▽

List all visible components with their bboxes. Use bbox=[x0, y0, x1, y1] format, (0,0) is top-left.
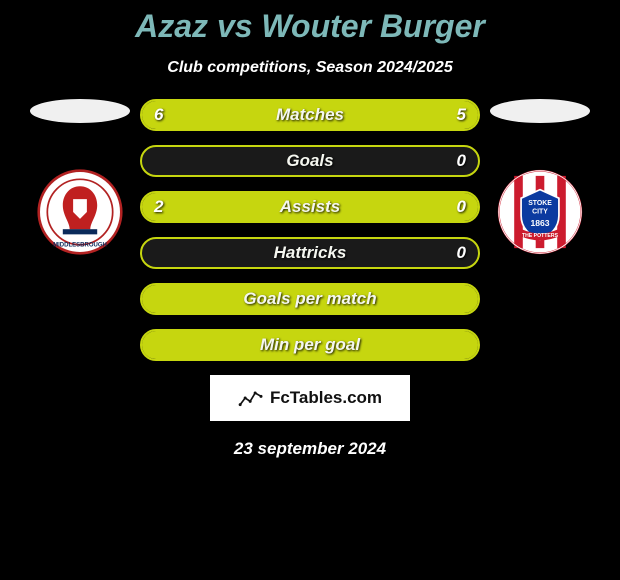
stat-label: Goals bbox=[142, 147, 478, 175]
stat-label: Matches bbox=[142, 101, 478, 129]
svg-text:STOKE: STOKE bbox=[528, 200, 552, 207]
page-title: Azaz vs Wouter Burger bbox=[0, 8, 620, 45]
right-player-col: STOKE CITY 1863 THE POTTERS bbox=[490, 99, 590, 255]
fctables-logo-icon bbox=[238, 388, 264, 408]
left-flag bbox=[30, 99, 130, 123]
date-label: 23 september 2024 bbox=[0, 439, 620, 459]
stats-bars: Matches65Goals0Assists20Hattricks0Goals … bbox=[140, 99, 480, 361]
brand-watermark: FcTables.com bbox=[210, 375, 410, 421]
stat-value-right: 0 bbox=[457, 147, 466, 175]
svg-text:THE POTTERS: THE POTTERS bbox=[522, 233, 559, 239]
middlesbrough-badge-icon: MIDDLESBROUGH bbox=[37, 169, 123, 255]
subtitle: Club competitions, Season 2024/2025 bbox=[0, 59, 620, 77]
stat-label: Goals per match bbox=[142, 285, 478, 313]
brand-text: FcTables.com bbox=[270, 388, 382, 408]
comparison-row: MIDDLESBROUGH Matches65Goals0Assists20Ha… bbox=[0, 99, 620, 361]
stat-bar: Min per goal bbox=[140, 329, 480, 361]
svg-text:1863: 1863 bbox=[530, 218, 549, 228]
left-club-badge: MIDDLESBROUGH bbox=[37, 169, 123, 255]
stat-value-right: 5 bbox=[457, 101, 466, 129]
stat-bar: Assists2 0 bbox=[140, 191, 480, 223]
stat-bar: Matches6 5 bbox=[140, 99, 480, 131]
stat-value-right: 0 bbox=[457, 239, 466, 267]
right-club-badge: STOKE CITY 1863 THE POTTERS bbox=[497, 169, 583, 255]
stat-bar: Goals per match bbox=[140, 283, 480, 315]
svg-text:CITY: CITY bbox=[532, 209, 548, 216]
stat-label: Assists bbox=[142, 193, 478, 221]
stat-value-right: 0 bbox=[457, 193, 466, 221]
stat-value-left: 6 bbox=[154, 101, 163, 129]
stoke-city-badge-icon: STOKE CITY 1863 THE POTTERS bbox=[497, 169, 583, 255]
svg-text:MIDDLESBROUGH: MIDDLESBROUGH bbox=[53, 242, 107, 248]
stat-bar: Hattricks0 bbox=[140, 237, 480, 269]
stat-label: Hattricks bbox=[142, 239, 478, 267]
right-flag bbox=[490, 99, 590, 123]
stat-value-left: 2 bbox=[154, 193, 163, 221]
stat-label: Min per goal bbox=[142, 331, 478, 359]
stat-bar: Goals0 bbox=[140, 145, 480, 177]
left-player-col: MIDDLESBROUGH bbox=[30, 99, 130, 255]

△
▽

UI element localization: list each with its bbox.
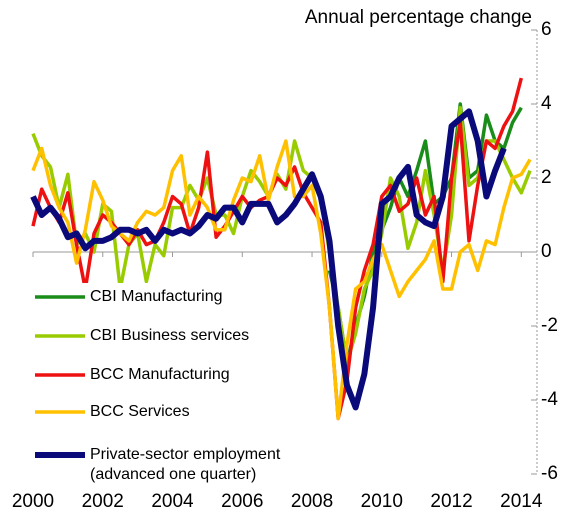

△

→ Directions for this task
Please set down every line of the entries above exactly as it appears, from the line containing "List all visible" down to the line containing "stat-value-right: 0 bbox=[457, 239, 466, 267]", including both of those lines. Leave the pictures out of your answer.

→ Finished answer
List all visible components with their bboxes. Use bbox=[x0, y0, x1, y1] format, (0,0) is top-left.
stat-label: Goals bbox=[142, 147, 478, 175]
stat-label: Matches bbox=[142, 101, 478, 129]
svg-text:STOKE: STOKE bbox=[528, 200, 552, 207]
page-title: Azaz vs Wouter Burger bbox=[0, 8, 620, 45]
right-player-col: STOKE CITY 1863 THE POTTERS bbox=[490, 99, 590, 255]
fctables-logo-icon bbox=[238, 388, 264, 408]
left-flag bbox=[30, 99, 130, 123]
date-label: 23 september 2024 bbox=[0, 439, 620, 459]
stats-bars: Matches65Goals0Assists20Hattricks0Goals … bbox=[140, 99, 480, 361]
brand-watermark: FcTables.com bbox=[210, 375, 410, 421]
stat-value-right: 0 bbox=[457, 147, 466, 175]
svg-text:THE POTTERS: THE POTTERS bbox=[522, 233, 559, 239]
middlesbrough-badge-icon: MIDDLESBROUGH bbox=[37, 169, 123, 255]
subtitle: Club competitions, Season 2024/2025 bbox=[0, 59, 620, 77]
stat-label: Goals per match bbox=[142, 285, 478, 313]
brand-text: FcTables.com bbox=[270, 388, 382, 408]
comparison-row: MIDDLESBROUGH Matches65Goals0Assists20Ha… bbox=[0, 99, 620, 361]
stat-bar: Min per goal bbox=[140, 329, 480, 361]
svg-text:1863: 1863 bbox=[530, 218, 549, 228]
left-club-badge: MIDDLESBROUGH bbox=[37, 169, 123, 255]
stat-value-right: 5 bbox=[457, 101, 466, 129]
stat-bar: Assists2 0 bbox=[140, 191, 480, 223]
stat-bar: Matches6 5 bbox=[140, 99, 480, 131]
stat-value-right: 0 bbox=[457, 239, 466, 267]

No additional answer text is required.